• [Exercise set]
1 > In the Teanaway trip report, which band's music helped the writer through the last six miles on road?
2 > List the peaks that the Teanaway trip report names as part of the writer's 20 mile training loop.

• [Passage shown]
I love the Teanaway. Expansive views, cool trees, bright lichen, awesome weather – all of it. I needed a 20 mile training run, and put together a loop of Johnson, Malcolm, Koppen, and De Roux. Two birds with one stone – explore some peaks and get in some miles. And, I’m quite proud of hitting a new PR distance 🙂

This was hard. It turns out none of the trails are super great for running. The walkups are mostly class 2 and full of choss. There’s plenty of bushwhacking to be had, either mandatory (the trail’s overgrown) or optional (I took several wrong turns). There’s no water along the ridge, and 20 miles is a long ways.

I learned a lot on this trip. My technical comfort limits are way different when I’m alone vs when I’m with others. Class 2 and most class 3 is no big deal for me, usually. Here I found myself getting sketched out on dirt. I packed a lot of music, audio books, and podcasts, thinking that I’d get bored or get too in my mind. I didn’t need any of that until I spent the last 6 miles on road (Dropkick Murphy’s, a lifesaver). I also learned that I can go for a lot longer than I thought. At mile 10 my legs hurt, and at mile 12 I would have described them as shot. But I had 8 more miles to go and pushed through it. Sure, I walked some, but I also ran a lot. These are just small vignettes. As I continue to push myself I’m amazed at discovering that some preconceived limits aren’t big deals, while other things I never would have imagined to get in my way absolutely do.

I’m going to whine a bit describing the trail, but understand that looking back on it I think it wasn’t really so bad. I’ll go back again. Probably not this year.

I took a clockwise loop starting at the Johnson Medra trail. This was easy and fun running. Take a left on the Jungle Creek trail and you’ll find that the trail lives up to the name: it’s overgrown. I was soaked within 1/4 mile. You quickly climb out of this, though, and start heading up toward the ridge with Johnson Mountain on it. The trail here is in great shape, and since the trees open up you are rewarded with increasingly wonderful views of the surrounding mountains. And Johnson, which is impressively far away. This trail was touched by the Jolly Mountain fire in 2017, and while there is definite evidence of fire the trail itself is in great shape. Cherish this, as this is some of the best trail you’ll have all day. Follow the trail until it gains a saddle just west of the summit. Gain the ridge and scramble up some scree until you get to the summit ridge. From here it’s a ridge walk. A route mistake I made here was to take the obvious bootpath. That’s a trail that takes you on the south side of the mountain. Getting off of that was a pain, so just follow the natural ridge line until you pick up the boot path. 3.96mi, 2195′ gain, 1:40 to the summit.

Descend the way you came, finding the right boot path, and head on the trail toward Malcolm. The trail becomes difficult to follow at times, in part because it traverses across slopes that easily wash out from the snow and rain. Cross a few knobs on the ridge, and you find yourself looking at Malcolm. There is an obvious boot path from about 5000′ that traverses up an open slope. Don’t take that. Continue on the trail for another 100 vertical feet of gain and hop onto the NE/SW ridge. You’ll avoid some steeper stuff and get onto a nice forested plateau. Follow obvious boot paths to the summit block, which loose and a little steep-ish. I came down a slightly different way on the summit block, and that was a mistake. Plenty of loose scree and small clifflets made for some tense time. Descend the way you came, or maybe just be better at walking on scree. 6.07mi, 3160′ gain, 3:00 to the summit.

• [Data supplied]
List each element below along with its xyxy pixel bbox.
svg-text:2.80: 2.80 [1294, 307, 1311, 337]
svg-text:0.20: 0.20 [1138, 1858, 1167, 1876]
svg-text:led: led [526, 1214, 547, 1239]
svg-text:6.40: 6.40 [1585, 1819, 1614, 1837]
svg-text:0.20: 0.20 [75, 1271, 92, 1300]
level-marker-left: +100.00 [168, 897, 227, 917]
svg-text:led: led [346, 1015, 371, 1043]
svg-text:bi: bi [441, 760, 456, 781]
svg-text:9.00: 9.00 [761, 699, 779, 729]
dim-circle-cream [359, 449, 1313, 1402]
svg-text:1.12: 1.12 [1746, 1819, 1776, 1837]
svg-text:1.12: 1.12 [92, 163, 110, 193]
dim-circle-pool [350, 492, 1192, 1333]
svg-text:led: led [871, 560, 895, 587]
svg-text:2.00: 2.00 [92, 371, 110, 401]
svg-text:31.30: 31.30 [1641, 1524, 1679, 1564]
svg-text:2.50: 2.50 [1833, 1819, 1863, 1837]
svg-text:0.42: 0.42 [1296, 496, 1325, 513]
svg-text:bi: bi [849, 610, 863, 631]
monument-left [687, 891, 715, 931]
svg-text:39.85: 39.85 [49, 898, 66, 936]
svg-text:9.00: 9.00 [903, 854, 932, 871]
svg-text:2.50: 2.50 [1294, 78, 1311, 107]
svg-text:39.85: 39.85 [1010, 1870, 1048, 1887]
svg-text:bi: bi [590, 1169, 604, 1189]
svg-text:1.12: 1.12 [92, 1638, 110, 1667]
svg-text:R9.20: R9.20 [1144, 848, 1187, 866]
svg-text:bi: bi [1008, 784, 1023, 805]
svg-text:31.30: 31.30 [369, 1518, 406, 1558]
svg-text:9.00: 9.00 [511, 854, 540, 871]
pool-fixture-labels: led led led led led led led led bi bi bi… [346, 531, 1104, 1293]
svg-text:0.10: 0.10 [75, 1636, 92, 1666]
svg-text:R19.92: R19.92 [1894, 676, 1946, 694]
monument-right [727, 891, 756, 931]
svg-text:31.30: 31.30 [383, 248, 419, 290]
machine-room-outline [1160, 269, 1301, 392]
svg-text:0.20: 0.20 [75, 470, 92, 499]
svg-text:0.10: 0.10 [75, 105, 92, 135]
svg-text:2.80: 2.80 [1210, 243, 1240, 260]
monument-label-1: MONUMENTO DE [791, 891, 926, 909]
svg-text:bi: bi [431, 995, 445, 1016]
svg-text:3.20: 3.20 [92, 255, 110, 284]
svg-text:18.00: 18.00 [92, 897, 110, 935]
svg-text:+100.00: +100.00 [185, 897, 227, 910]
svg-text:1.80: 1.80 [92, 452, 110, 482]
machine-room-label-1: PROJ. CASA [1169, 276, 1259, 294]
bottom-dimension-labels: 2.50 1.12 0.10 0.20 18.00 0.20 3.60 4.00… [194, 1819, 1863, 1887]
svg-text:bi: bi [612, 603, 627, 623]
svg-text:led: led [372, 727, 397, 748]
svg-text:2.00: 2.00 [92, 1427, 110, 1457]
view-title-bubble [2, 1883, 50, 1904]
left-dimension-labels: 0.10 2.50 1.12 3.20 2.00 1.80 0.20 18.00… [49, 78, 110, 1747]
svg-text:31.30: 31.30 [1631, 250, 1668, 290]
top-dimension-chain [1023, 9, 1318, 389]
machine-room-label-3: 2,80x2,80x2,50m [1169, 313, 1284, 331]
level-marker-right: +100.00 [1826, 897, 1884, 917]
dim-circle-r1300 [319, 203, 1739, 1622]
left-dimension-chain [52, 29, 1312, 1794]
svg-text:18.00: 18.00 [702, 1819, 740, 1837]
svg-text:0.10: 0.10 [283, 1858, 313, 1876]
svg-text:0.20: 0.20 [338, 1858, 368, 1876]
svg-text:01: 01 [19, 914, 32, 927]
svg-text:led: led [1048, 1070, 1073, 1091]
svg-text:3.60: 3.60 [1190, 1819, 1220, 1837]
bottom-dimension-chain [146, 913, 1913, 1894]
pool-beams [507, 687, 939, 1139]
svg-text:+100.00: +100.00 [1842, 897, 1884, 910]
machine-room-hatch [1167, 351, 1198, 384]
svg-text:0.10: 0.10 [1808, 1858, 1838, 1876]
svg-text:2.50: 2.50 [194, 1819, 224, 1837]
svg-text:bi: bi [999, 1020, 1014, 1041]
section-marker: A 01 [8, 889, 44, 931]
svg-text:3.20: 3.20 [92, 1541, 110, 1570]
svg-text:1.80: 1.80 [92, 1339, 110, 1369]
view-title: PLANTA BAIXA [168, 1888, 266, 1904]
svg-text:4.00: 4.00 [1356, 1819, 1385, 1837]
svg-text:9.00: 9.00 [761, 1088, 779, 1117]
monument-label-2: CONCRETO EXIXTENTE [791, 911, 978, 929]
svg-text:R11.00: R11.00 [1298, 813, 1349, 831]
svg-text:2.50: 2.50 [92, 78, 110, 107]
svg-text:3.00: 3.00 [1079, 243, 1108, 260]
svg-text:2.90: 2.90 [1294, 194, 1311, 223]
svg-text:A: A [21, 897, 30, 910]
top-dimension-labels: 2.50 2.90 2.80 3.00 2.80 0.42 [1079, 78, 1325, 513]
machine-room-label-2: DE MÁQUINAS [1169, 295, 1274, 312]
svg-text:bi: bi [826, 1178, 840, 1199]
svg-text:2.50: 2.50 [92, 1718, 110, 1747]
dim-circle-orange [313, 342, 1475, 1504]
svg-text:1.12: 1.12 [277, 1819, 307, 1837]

• [Expected outputs]
1 > Dropkick Murphy's

2 > Johnson, Malcolm, Koppen, De Roux